とある会社での私の仕事に「ゲームデザインのレビュー」というのがあります。例えばキャラの仕様書を見て、色々とアドバイスしたりするわけです。

●仕様書にはデメリットがないように書かれているけど、〇〇のこと考慮するとヤバくね?
●このコンセプトなら、この方法の他に△△の方法が考えられるけど、そっちは考えた?

とか。レビューをするとだいたい考慮漏れがあったりして修正が入りますし、そもそもの方向性ごと変わる時もあります。  

こういう突っ込みが入る時、私は「思考が浅い」と表現してたりするんですが。ならば思考を深くする、つまり

●考慮漏れが起きないようにアイディアを考える
●思いついた方法以外のやり方を考えた上で、ベストな選択をする

をするためにはどうすれば良いのか…というのを今回は書いていこうかなーと思います。


あ、ちなみにタイトルは嘘つきました。いや嘘じゃないけど。今回お話しする思考法、要は

物事を客観的に見て、一番良い方法を探り出すための思考法

なので、ゲームをブラッシュアップするためにも使えるんですが、応用すればゲームを企画する段階から使えますし、ゲーム制作以外のあらゆる事に対しても使えるものだと思ってます。

-- データ欄 --

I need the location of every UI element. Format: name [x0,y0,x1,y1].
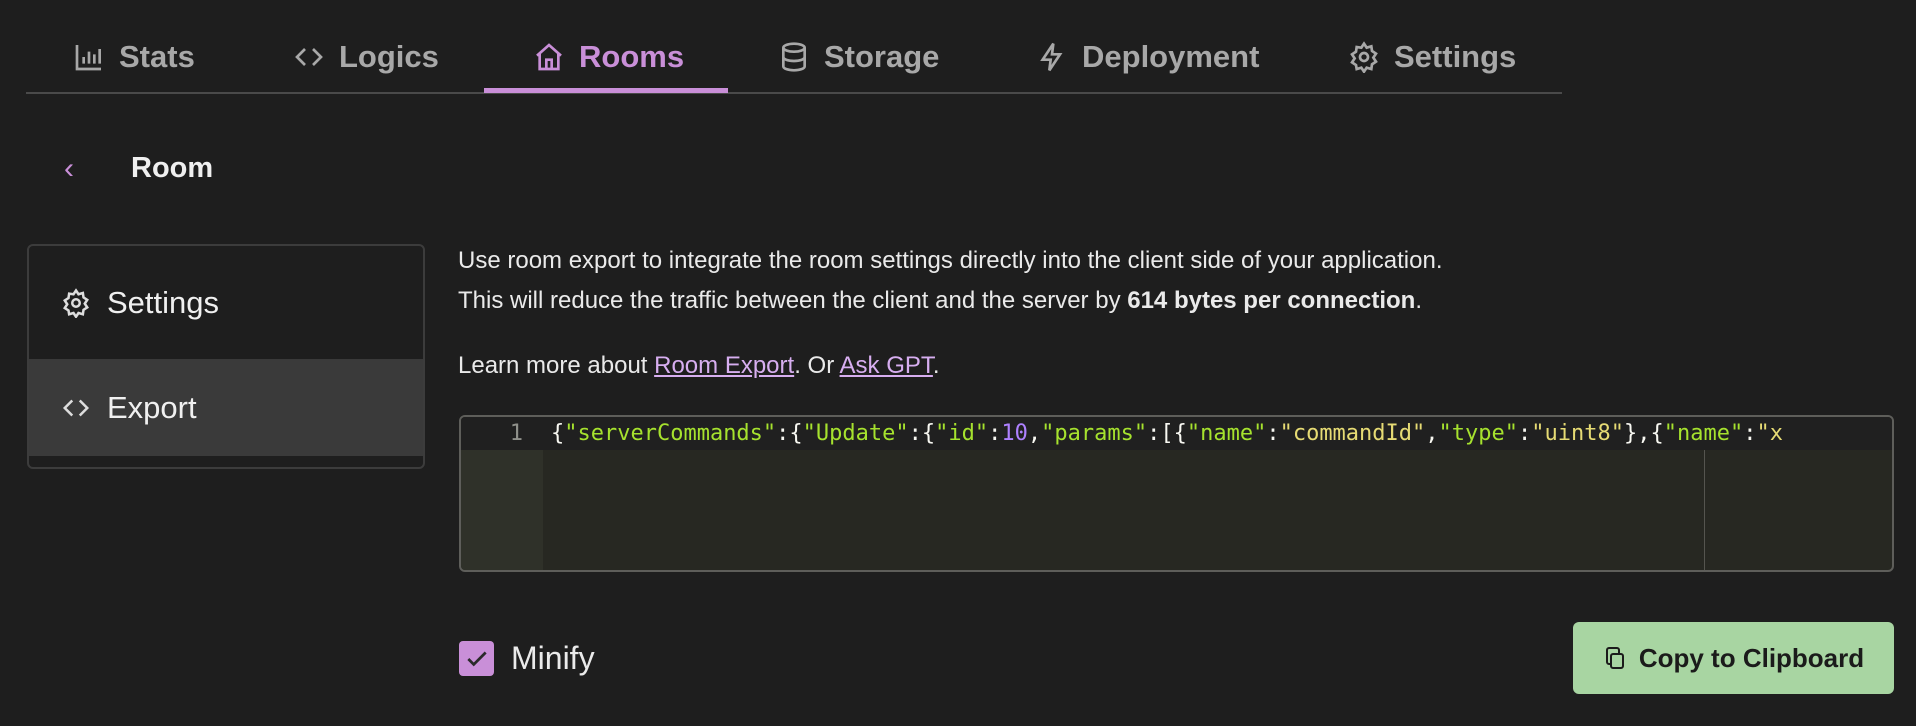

-- 設問一覧 --
**a.** 抽出テキストの内容を二文で要約せよ。
**b.** 抽出テキストについて、次の問いに答えよ。
(i) レビューの例として、筆者は何を見てアドバイスするとしているか。
(ii) 突っ込みが入るような状態を、筆者は何と表現しているか。
(iii) 今回話す思考法は、要するにどのような思考法だと述べられているか。
**c.** 抽出テキストのうち、「あ、ちなみにタイトルは嘘つき」から始まり「も使えるものだと思ってます。」で終わる部分をそのまま書き写せ。

-- 以下解答 --
**a.** 筆者は会社でゲームデザインのレビューを担当しており、仕様書を見てアドバイスすると、たいてい考慮漏れが見つかって修正が入り、方向性ごと変わることもある。今回は、考慮漏れのないアイディアを考え、ほかのやり方も検討した上でベストな選択をするために、物事を客観的に見て一番良い方法を探り出す思考法について書くとしており、筆者はそれがゲーム制作以外のあらゆる事にも使えると考えている。

**b.**
(i) キャラの仕様書
(ii) 「思考が浅い」
(iii) 物事を客観的に見て、一番良い方法を探り出すための思考法

**c.**
あ、ちなみにタイトルは嘘つきました。いや嘘じゃないけど。今回お話しする思考法、要は

物事を客観的に見て、一番良い方法を探り出すための思考法

なので、ゲームをブラッシュアップするためにも使えるんですが、応用すればゲームを企画する段階から使えますし、ゲーム制作以外のあらゆる事に対しても使えるものだと思ってます。